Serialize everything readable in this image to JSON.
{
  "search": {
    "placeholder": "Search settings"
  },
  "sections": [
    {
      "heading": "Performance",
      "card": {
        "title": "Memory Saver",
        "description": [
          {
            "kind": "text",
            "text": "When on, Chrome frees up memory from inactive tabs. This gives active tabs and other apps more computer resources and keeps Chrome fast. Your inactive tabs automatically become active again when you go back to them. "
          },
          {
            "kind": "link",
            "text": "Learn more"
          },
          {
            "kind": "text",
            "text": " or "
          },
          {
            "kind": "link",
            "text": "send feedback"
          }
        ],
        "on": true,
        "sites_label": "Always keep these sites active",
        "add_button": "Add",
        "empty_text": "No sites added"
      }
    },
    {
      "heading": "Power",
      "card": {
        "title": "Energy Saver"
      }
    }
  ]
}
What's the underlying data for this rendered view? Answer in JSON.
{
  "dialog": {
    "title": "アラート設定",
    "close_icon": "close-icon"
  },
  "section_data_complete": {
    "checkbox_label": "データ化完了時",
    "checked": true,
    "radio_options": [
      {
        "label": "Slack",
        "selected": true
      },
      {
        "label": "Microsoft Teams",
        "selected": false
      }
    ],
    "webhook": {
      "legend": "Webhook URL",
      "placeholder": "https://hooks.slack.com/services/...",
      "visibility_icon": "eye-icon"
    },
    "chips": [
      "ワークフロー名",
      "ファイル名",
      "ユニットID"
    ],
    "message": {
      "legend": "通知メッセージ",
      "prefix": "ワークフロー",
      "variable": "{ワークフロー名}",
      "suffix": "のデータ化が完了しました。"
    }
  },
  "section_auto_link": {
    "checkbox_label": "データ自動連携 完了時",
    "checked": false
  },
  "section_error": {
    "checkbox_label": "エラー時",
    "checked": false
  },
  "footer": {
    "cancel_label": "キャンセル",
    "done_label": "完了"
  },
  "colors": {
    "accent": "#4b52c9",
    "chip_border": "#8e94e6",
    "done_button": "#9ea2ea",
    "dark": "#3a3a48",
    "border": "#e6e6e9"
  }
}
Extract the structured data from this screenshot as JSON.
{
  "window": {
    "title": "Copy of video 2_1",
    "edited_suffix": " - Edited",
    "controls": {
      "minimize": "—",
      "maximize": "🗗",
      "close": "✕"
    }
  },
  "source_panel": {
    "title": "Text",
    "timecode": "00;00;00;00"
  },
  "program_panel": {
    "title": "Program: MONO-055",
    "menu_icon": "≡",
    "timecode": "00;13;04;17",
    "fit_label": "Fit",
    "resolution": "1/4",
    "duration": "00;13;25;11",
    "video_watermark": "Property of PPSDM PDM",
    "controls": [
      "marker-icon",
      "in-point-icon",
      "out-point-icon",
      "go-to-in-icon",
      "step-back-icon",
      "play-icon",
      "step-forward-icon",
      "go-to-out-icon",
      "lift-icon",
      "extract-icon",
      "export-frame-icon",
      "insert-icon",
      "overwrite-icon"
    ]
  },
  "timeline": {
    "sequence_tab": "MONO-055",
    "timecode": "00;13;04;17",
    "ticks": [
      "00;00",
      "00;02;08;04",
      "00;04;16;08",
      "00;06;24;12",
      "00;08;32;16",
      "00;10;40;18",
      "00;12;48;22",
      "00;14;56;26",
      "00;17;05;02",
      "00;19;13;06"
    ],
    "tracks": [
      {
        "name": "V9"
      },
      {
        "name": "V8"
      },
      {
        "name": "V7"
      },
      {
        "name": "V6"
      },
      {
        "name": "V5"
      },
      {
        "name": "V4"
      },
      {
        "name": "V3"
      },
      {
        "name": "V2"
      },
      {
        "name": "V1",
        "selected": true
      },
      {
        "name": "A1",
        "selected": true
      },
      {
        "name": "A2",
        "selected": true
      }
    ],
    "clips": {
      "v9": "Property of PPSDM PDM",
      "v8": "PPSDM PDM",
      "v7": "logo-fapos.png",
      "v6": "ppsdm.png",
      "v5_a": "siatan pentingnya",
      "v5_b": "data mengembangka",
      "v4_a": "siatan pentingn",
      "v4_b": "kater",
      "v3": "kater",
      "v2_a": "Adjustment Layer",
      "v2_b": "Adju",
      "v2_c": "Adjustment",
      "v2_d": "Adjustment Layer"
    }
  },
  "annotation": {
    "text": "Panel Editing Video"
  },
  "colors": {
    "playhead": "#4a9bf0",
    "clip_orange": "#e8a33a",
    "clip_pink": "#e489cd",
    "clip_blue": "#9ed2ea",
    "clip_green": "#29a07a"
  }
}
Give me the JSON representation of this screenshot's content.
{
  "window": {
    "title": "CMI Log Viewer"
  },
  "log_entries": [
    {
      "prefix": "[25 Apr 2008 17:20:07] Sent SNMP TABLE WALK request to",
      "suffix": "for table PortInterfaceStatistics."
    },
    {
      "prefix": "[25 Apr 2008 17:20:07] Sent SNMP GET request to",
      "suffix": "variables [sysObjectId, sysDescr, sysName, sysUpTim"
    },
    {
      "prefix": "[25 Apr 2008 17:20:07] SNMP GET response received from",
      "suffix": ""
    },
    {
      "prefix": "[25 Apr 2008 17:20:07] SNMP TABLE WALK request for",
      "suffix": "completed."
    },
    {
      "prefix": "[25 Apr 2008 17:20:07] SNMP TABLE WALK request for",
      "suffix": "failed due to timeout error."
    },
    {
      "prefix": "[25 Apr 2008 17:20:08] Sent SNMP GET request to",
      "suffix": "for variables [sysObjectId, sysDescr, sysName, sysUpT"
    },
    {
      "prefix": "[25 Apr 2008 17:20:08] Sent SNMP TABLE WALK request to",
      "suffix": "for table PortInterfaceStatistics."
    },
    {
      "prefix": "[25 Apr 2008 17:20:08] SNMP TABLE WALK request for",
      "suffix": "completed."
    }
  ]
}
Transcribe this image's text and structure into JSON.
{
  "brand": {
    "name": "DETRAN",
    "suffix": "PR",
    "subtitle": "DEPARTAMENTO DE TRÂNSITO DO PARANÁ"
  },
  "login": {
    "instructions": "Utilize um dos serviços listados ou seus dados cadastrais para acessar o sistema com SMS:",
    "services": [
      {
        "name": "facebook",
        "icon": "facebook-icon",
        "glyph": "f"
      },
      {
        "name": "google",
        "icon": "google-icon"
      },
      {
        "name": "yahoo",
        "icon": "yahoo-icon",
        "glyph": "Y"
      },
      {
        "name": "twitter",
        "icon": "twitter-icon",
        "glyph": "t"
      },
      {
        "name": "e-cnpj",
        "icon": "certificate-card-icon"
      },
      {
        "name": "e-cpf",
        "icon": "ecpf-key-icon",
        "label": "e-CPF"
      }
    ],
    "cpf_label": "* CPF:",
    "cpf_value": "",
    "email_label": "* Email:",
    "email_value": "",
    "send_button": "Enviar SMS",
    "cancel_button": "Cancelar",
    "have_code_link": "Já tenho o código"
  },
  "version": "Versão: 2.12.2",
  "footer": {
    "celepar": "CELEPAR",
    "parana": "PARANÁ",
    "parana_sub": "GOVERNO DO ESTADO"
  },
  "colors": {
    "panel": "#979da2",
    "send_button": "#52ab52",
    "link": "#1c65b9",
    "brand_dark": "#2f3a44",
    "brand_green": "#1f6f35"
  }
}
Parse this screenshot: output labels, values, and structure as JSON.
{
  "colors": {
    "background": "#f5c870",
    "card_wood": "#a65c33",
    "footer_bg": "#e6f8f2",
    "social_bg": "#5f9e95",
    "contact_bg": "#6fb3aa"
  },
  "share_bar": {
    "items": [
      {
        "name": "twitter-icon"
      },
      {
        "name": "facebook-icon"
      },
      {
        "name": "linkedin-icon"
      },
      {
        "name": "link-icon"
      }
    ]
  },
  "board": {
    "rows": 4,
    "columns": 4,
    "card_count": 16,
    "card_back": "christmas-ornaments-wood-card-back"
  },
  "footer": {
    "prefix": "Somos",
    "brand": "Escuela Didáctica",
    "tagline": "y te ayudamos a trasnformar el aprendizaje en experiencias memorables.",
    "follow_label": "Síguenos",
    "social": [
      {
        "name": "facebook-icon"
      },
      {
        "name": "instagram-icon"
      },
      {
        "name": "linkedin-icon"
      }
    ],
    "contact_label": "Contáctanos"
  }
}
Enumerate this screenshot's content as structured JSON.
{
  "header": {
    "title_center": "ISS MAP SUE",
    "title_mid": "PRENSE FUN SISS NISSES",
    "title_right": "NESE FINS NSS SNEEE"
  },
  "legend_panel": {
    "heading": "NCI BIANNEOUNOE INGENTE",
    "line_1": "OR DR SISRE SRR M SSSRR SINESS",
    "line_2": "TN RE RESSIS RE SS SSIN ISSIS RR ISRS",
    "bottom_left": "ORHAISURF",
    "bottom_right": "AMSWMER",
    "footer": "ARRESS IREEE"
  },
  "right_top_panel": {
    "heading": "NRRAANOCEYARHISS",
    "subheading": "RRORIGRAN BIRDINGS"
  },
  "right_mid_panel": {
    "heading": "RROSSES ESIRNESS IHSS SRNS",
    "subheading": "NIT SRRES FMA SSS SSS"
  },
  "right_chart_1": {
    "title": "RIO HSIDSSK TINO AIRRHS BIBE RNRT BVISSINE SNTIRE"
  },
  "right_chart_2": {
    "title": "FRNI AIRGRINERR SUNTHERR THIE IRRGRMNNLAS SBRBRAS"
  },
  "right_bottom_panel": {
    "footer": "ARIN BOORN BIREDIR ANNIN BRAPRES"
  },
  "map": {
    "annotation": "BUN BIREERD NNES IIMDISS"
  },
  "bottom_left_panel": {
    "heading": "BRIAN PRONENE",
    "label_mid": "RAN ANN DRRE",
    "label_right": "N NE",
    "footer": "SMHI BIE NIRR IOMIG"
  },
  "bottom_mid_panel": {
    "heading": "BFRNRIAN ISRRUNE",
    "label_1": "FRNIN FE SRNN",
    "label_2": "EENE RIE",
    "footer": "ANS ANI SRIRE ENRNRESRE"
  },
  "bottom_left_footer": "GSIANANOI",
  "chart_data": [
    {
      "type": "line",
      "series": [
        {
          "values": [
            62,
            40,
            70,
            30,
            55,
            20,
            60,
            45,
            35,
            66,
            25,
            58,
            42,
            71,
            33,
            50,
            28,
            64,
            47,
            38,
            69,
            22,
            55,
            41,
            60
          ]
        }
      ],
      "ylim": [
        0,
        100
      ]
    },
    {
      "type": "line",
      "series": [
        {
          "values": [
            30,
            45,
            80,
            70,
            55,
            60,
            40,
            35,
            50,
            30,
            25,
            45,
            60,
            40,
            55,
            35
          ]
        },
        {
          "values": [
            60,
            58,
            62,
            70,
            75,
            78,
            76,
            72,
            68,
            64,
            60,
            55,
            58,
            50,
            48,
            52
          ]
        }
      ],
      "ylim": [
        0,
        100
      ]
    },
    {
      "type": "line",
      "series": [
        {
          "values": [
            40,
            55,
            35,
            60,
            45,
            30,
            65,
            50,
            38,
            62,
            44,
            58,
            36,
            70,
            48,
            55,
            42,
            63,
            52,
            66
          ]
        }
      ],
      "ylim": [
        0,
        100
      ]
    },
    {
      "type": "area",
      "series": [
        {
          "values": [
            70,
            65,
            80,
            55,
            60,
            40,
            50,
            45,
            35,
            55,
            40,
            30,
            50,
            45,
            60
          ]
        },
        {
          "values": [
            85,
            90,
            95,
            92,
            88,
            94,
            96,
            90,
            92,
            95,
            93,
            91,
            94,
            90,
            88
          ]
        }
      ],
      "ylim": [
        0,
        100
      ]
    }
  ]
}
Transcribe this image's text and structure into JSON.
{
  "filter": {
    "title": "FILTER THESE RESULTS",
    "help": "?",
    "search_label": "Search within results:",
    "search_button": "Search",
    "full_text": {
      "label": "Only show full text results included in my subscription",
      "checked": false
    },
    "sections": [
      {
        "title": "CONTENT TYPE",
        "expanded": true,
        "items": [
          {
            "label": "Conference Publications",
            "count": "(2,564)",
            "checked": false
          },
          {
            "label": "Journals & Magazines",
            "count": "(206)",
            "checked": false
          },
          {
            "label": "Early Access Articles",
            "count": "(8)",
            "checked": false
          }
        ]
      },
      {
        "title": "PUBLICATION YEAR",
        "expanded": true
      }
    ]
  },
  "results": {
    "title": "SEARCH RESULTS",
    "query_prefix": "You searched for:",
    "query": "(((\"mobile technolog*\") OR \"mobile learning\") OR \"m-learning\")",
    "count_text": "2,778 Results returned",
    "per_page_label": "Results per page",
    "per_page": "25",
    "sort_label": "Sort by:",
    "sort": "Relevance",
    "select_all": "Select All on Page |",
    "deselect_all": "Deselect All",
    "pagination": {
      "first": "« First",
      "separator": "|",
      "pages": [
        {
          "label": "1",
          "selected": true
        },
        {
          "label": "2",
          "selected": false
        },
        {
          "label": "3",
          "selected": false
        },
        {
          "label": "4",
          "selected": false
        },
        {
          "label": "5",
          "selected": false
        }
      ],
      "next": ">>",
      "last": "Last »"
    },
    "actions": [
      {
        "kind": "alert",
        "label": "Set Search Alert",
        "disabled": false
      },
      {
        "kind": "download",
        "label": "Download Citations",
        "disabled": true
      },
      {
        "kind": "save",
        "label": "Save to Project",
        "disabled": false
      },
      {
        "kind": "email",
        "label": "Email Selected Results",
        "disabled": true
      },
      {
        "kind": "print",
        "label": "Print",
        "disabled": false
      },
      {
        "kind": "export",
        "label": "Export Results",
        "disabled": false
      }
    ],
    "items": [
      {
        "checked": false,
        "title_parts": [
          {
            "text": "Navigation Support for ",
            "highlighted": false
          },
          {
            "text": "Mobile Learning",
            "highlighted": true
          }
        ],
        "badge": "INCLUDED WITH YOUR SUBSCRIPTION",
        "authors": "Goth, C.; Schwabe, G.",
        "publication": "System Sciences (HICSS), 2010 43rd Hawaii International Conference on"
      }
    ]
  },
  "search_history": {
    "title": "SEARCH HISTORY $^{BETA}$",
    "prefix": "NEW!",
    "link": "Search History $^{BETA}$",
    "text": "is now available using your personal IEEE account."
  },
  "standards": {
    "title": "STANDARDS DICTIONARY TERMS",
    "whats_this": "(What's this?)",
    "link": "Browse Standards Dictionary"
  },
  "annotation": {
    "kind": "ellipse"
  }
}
++++++++++++++++++++
WHAT IS REQUIRED:
Give the number of lines above that hold the word "Adjustment", and nothing more.

PROBLEM SOLUTION:
3